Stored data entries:
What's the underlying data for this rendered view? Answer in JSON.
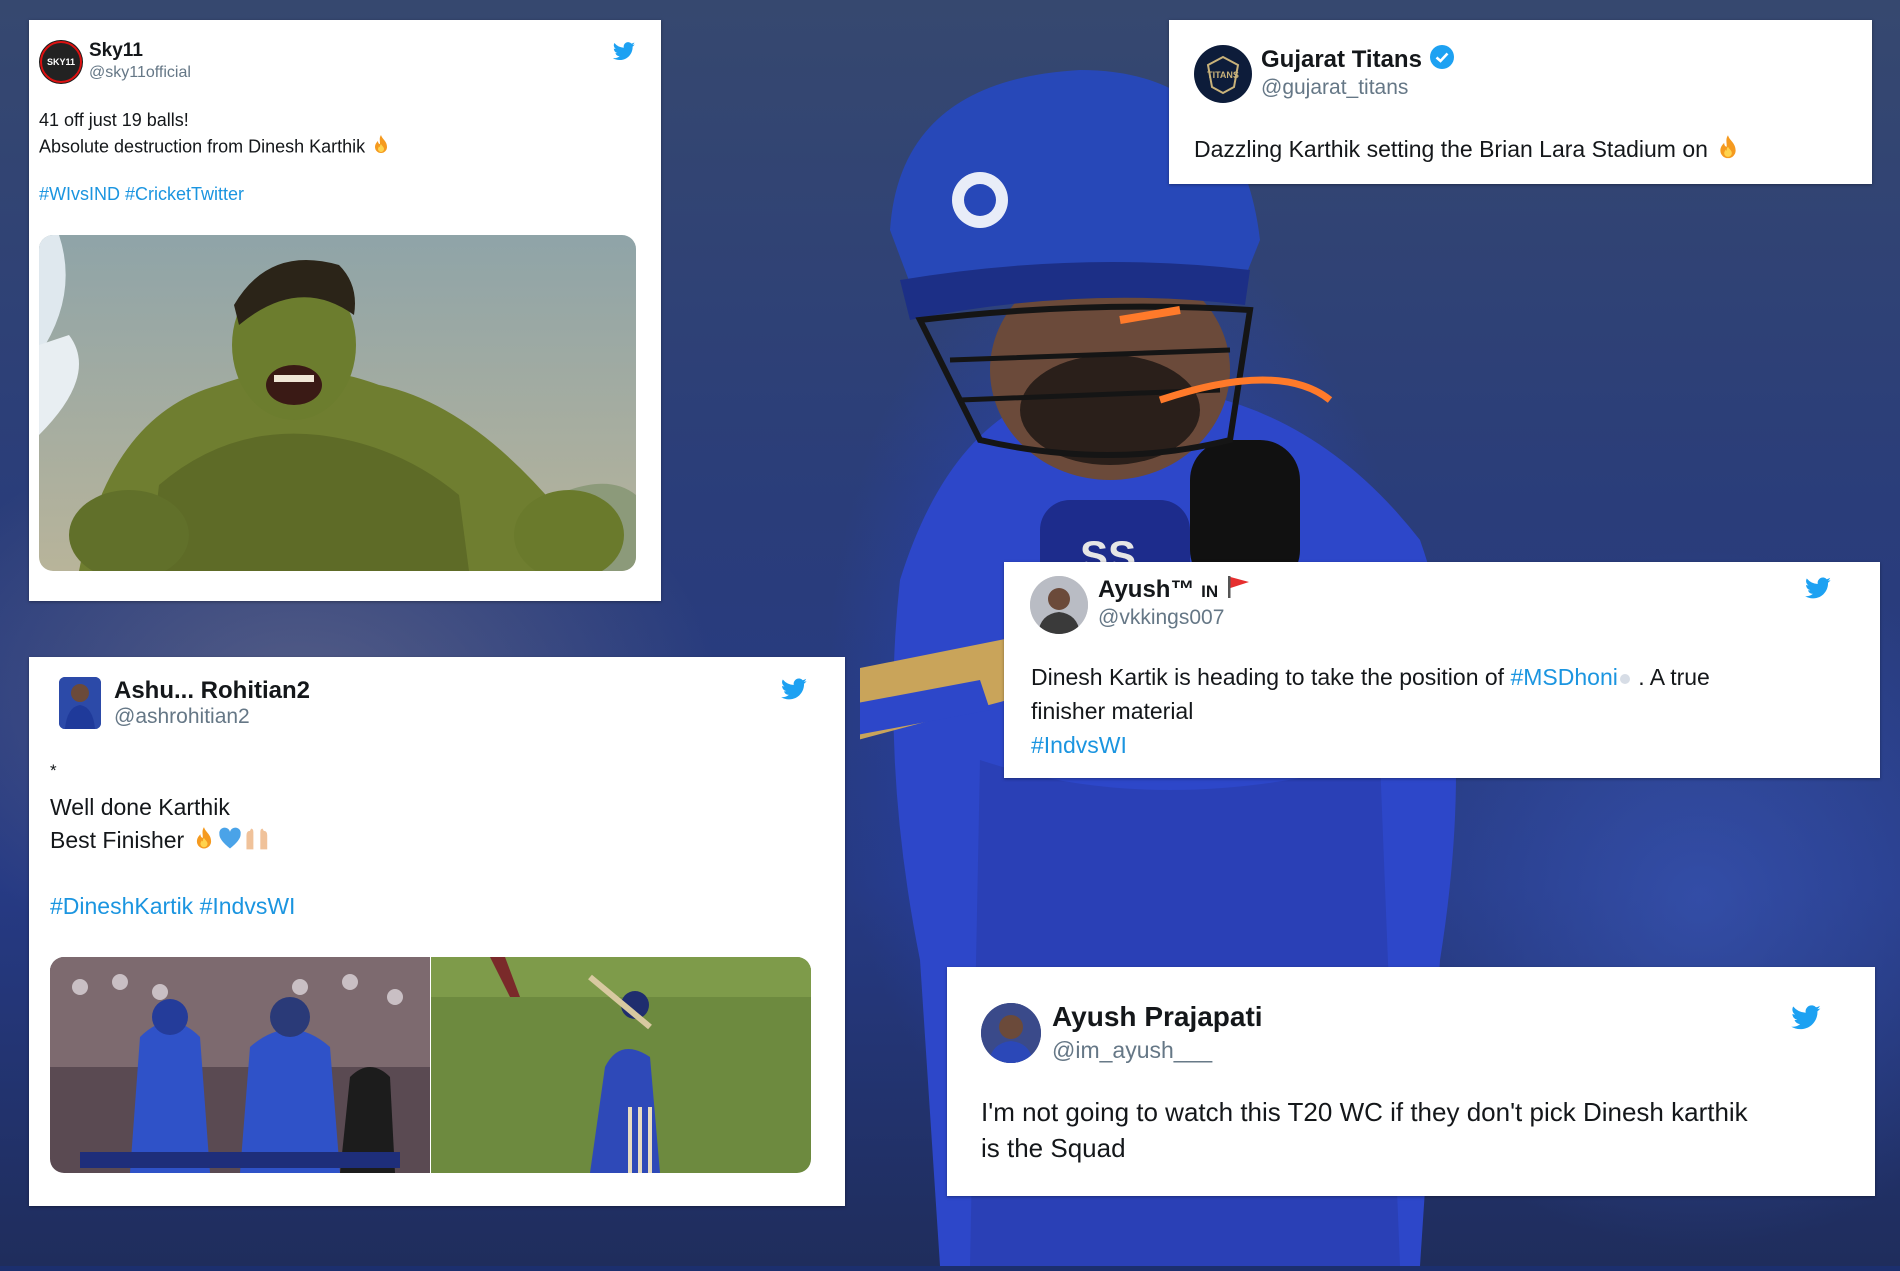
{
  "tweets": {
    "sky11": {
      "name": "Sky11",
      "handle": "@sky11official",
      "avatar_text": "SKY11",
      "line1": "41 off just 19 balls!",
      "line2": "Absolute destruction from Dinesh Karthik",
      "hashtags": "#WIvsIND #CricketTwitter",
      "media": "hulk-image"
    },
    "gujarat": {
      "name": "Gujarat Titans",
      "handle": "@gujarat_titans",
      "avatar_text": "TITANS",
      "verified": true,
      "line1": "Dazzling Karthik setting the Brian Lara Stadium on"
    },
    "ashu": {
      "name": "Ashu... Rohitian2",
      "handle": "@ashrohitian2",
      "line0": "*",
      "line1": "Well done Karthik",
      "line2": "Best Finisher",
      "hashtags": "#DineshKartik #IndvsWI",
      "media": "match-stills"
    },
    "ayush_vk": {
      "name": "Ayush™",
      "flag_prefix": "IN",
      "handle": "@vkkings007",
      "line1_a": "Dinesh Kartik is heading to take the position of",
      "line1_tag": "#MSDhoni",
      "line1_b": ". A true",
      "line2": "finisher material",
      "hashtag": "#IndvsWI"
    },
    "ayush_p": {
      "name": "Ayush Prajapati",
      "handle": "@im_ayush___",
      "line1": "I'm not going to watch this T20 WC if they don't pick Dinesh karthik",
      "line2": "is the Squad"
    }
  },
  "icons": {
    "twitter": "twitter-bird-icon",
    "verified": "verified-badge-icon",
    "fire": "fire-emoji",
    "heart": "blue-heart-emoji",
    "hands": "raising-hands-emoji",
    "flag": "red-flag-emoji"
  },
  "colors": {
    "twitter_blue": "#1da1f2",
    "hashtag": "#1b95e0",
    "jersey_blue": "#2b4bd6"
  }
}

...

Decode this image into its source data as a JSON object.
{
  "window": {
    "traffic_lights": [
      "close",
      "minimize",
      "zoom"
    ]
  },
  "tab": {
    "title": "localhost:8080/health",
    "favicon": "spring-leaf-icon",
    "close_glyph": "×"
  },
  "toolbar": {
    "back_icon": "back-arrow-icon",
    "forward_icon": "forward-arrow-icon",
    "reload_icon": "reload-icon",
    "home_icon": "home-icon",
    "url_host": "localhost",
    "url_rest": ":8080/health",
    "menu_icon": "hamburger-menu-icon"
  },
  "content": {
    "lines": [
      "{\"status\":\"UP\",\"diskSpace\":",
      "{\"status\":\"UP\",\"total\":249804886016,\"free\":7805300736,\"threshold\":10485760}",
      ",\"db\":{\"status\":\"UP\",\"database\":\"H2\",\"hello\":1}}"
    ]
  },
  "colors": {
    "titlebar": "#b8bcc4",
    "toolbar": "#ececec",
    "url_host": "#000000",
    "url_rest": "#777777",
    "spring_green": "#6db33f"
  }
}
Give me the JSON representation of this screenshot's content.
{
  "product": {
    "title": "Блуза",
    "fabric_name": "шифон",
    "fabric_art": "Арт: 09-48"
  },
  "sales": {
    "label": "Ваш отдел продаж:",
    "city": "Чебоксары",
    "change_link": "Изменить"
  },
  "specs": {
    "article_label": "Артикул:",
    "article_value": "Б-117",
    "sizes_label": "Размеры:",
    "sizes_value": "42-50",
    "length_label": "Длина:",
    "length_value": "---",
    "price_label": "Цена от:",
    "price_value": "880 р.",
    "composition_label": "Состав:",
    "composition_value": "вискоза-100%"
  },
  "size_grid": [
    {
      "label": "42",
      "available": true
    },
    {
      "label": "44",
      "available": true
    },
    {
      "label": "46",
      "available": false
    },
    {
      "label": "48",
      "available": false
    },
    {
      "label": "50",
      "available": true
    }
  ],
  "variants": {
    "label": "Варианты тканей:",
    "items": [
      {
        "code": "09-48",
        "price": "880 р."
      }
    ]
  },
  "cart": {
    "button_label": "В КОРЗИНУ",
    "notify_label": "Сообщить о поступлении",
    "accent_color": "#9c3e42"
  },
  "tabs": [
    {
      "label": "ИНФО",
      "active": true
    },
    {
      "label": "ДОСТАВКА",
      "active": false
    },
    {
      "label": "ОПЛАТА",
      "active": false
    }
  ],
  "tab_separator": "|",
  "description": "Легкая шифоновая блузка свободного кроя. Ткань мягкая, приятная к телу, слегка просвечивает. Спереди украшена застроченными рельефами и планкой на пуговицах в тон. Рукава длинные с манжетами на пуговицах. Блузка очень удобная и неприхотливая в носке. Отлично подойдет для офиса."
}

==

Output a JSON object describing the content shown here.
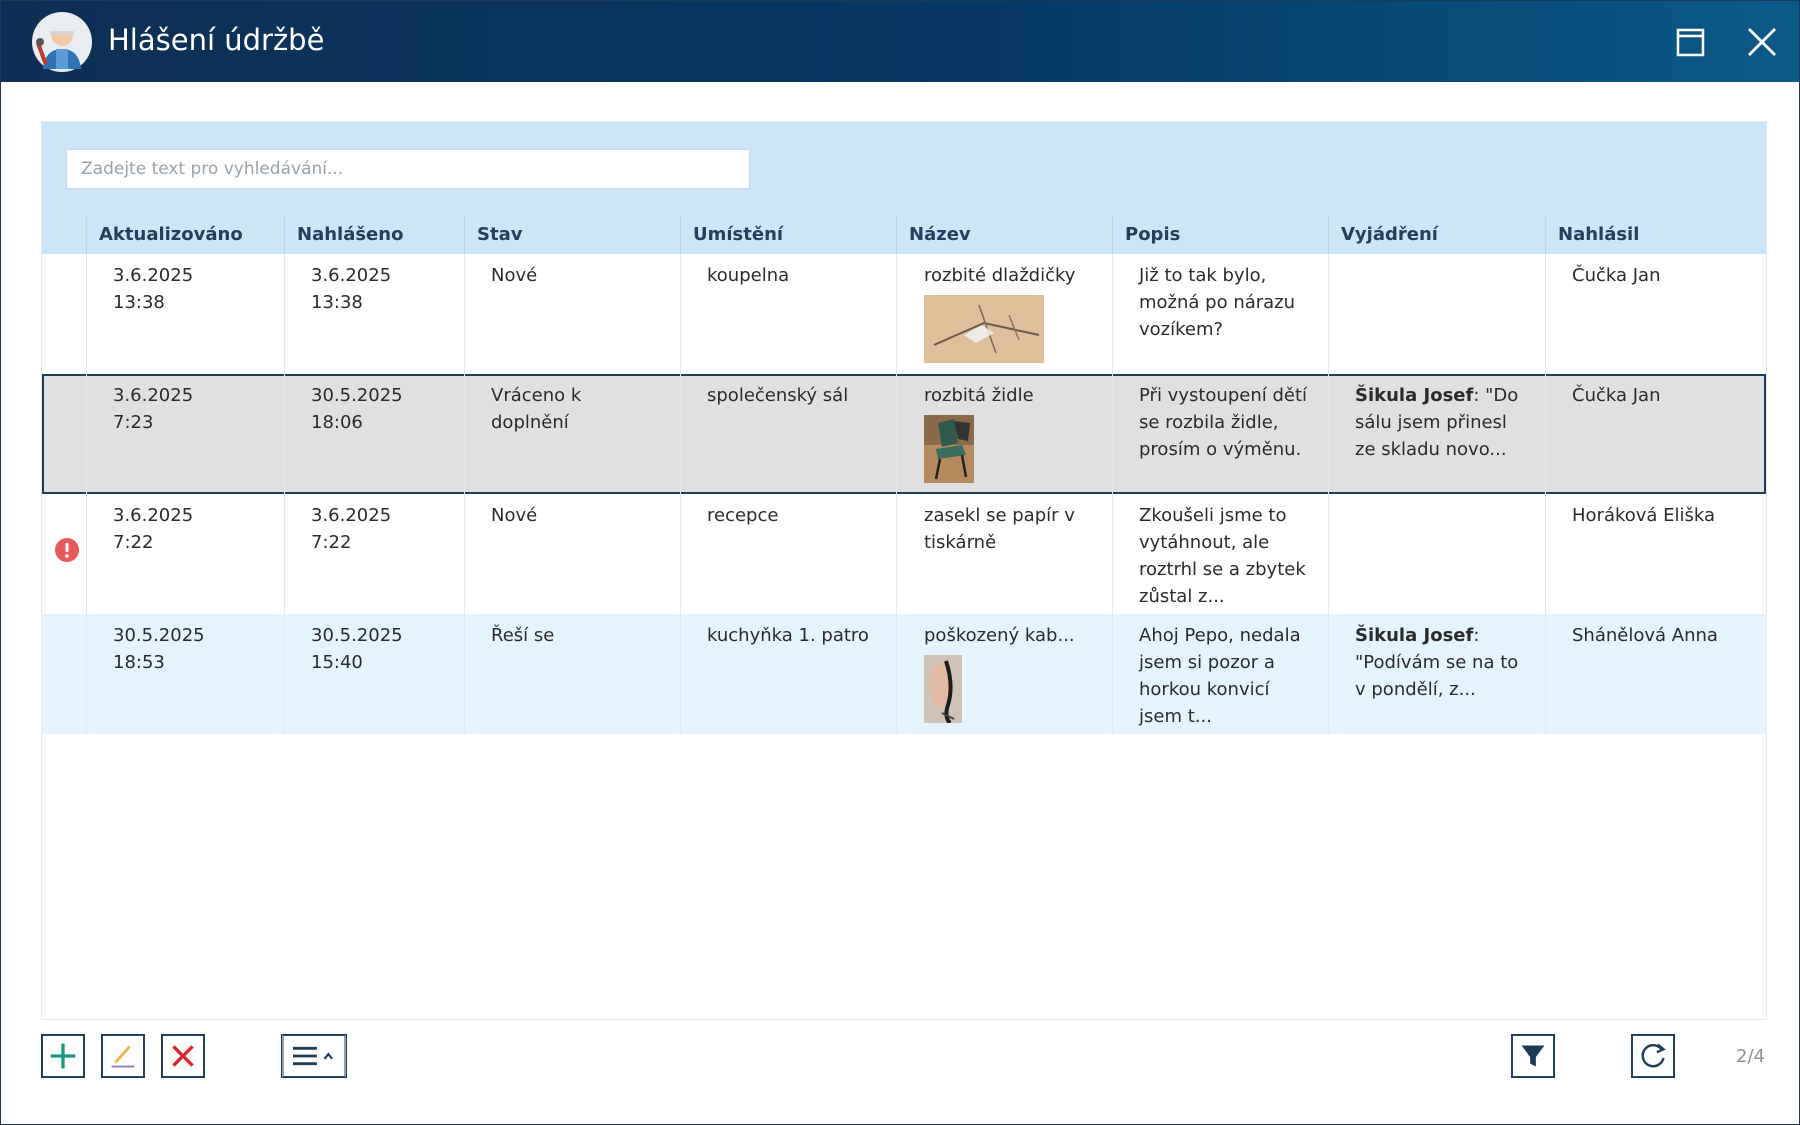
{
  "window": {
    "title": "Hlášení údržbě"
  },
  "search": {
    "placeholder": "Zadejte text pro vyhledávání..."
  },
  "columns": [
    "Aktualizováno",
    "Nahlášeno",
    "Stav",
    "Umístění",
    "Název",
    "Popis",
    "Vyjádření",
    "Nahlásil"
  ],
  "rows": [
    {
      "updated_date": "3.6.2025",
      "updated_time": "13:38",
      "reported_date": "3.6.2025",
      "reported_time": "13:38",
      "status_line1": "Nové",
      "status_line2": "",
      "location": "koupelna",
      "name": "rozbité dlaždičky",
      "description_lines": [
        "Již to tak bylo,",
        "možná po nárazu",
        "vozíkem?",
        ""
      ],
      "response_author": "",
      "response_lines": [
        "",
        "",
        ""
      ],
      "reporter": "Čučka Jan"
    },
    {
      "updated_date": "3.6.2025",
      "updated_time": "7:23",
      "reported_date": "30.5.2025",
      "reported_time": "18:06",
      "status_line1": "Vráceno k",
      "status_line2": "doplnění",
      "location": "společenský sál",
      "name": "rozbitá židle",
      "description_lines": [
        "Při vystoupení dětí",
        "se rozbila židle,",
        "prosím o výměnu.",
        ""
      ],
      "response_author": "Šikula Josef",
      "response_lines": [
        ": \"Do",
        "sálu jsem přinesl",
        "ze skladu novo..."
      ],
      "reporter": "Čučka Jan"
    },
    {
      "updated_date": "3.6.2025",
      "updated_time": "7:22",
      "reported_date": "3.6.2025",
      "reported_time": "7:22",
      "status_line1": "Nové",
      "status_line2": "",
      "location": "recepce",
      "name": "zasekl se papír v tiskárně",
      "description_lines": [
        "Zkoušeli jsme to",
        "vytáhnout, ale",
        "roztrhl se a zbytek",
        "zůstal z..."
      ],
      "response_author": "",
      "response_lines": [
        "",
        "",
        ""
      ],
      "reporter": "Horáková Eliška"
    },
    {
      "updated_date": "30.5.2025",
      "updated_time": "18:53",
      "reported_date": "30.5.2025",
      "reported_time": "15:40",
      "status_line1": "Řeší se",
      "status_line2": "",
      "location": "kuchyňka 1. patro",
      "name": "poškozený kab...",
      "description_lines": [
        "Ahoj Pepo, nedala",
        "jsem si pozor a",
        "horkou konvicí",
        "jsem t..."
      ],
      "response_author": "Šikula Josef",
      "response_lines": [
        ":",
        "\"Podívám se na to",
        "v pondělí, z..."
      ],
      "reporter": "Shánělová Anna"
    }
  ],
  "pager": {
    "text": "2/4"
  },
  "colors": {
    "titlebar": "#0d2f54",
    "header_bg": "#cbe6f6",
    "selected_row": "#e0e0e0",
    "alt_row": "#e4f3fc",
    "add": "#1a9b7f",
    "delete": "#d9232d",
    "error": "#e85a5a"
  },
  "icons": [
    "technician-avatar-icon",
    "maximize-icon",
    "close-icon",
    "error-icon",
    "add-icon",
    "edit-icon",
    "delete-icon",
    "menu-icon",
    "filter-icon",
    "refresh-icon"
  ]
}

• **Task description**:
Copy each line of the listing that holds the word "localhost".

• **Solution**:
    "title": "localhost:8080/health",
    "url_host": "localhost",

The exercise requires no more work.